EXERCISE OBJECTIVE:
Your reply should be a single number: how many lines contain the string "matériel".

___ DATA EXCERPTS

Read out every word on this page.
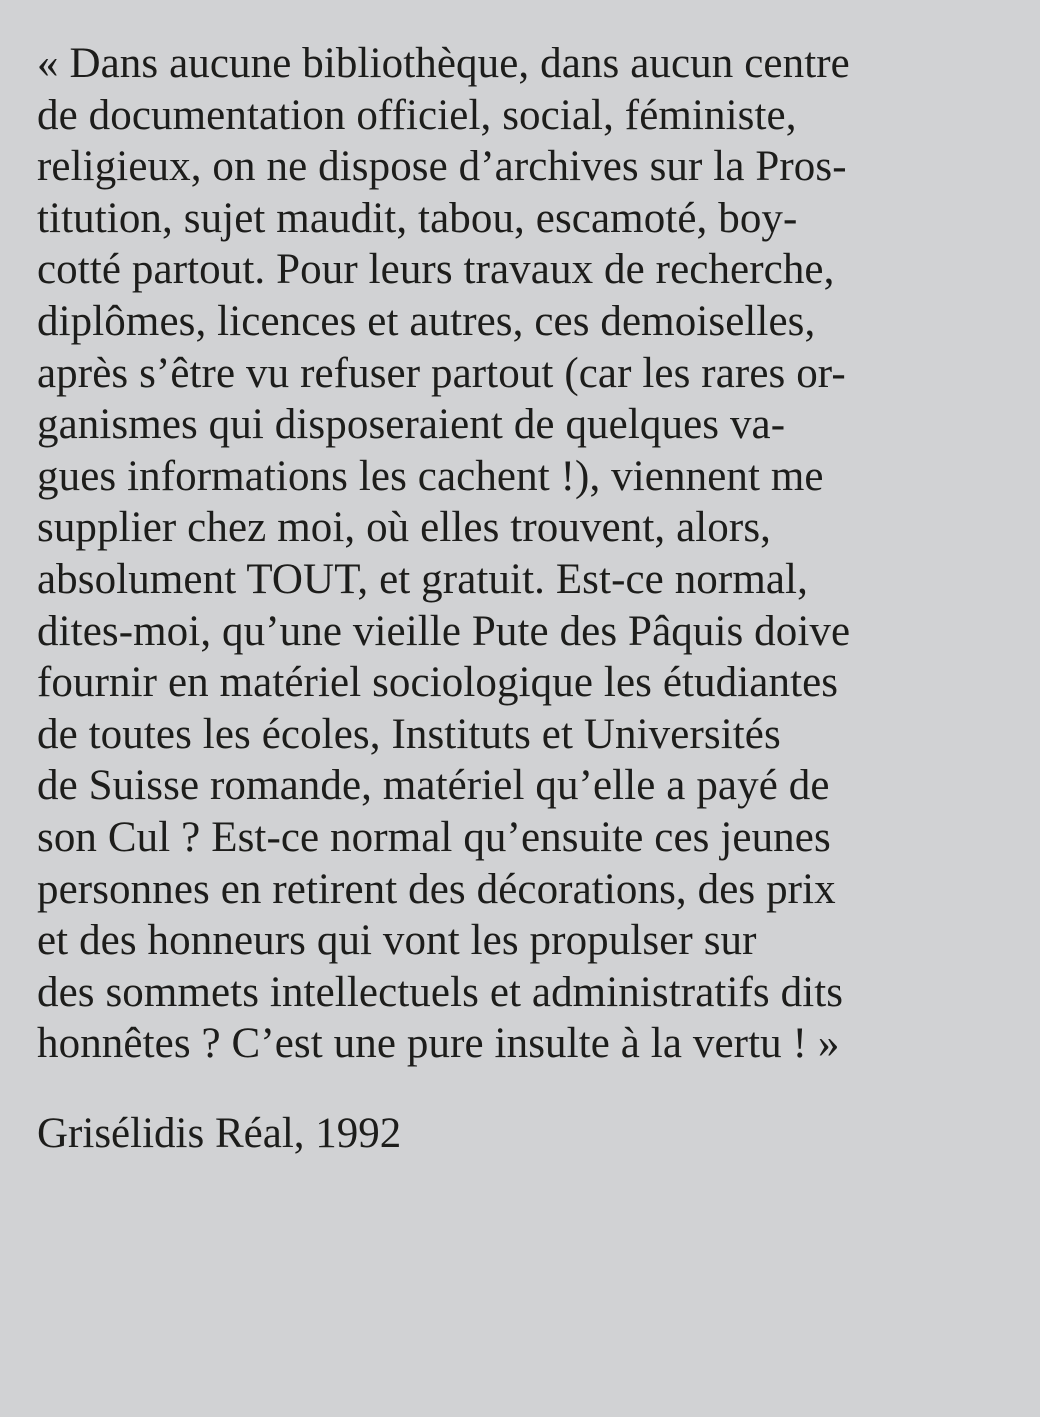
« Dans aucune bibliothèque, dans aucun centre
de documentation officiel, social, féministe,
religieux, on ne dispose d’archives sur la Pros-
titution, sujet maudit, tabou, escamoté, boy-
cotté partout. Pour leurs travaux de recherche,
diplômes, licences et autres, ces demoiselles,
après s’être vu refuser partout (car les rares or-
ganismes qui disposeraient de quelques va-
gues informations les cachent !), viennent me
supplier chez moi, où elles trouvent, alors,
absolument TOUT, et gratuit. Est-ce normal,
dites-moi, qu’une vieille Pute des Pâquis doive
fournir en matériel sociologique les étudiantes
de toutes les écoles, Instituts et Universités
de Suisse romande, matériel qu’elle a payé de
son Cul ? Est-ce normal qu’ensuite ces jeunes
personnes en retirent des décorations, des prix
et des honneurs qui vont les propulser sur
des sommets intellectuels et administratifs dits
honnêtes ? C’est une pure insulte à la vertu ! »

Grisélidis Réal, 1992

______

COMPLETED TASK:
2